### The data
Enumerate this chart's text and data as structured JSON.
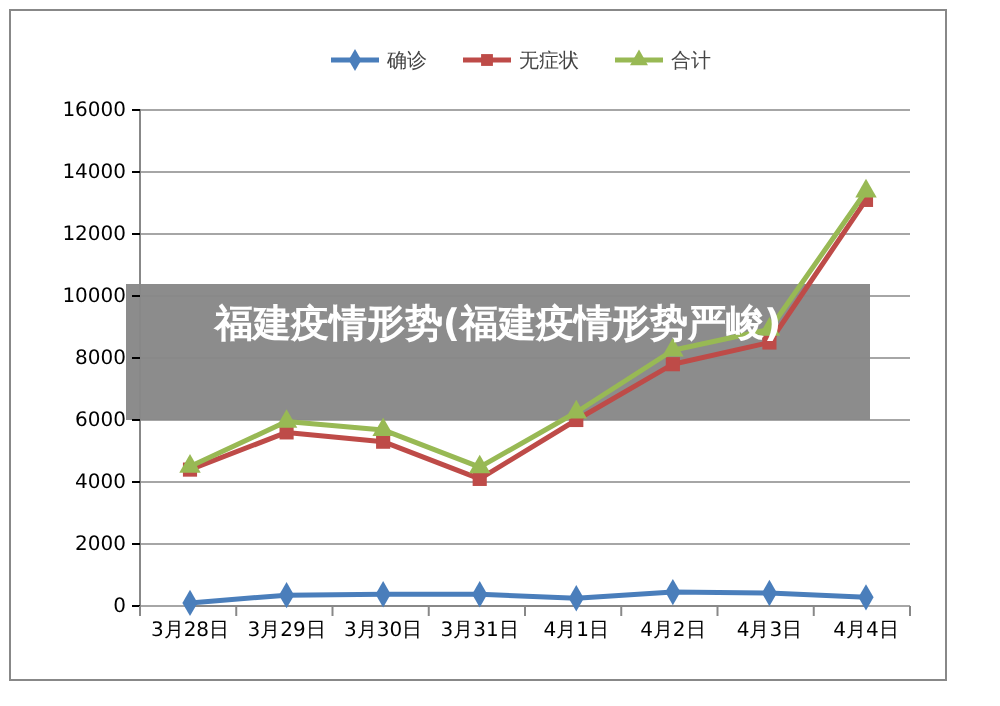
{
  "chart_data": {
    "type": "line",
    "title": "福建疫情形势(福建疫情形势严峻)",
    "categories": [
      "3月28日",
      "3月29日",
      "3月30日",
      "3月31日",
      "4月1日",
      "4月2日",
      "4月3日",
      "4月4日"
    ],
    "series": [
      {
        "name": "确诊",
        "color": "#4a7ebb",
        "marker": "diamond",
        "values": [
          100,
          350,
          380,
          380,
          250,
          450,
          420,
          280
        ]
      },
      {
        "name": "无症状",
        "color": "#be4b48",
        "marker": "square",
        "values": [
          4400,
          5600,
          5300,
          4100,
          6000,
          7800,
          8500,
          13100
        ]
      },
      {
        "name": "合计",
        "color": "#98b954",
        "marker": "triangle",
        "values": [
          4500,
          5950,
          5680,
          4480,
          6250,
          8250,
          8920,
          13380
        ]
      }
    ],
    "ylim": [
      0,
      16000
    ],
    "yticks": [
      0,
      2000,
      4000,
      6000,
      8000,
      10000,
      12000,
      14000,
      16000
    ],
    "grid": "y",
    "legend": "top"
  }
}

### Task goal
Copy every entry exactly as written. Pictures are excluded.

### Result
Enumerate this chart's text and data as structured JSON.
{
  "chart_data": {
    "type": "line",
    "title": "福建疫情形势(福建疫情形势严峻)",
    "categories": [
      "3月28日",
      "3月29日",
      "3月30日",
      "3月31日",
      "4月1日",
      "4月2日",
      "4月3日",
      "4月4日"
    ],
    "series": [
      {
        "name": "确诊",
        "color": "#4a7ebb",
        "marker": "diamond",
        "values": [
          100,
          350,
          380,
          380,
          250,
          450,
          420,
          280
        ]
      },
      {
        "name": "无症状",
        "color": "#be4b48",
        "marker": "square",
        "values": [
          4400,
          5600,
          5300,
          4100,
          6000,
          7800,
          8500,
          13100
        ]
      },
      {
        "name": "合计",
        "color": "#98b954",
        "marker": "triangle",
        "values": [
          4500,
          5950,
          5680,
          4480,
          6250,
          8250,
          8920,
          13380
        ]
      }
    ],
    "ylim": [
      0,
      16000
    ],
    "yticks": [
      0,
      2000,
      4000,
      6000,
      8000,
      10000,
      12000,
      14000,
      16000
    ],
    "grid": "y",
    "legend": "top"
  }
}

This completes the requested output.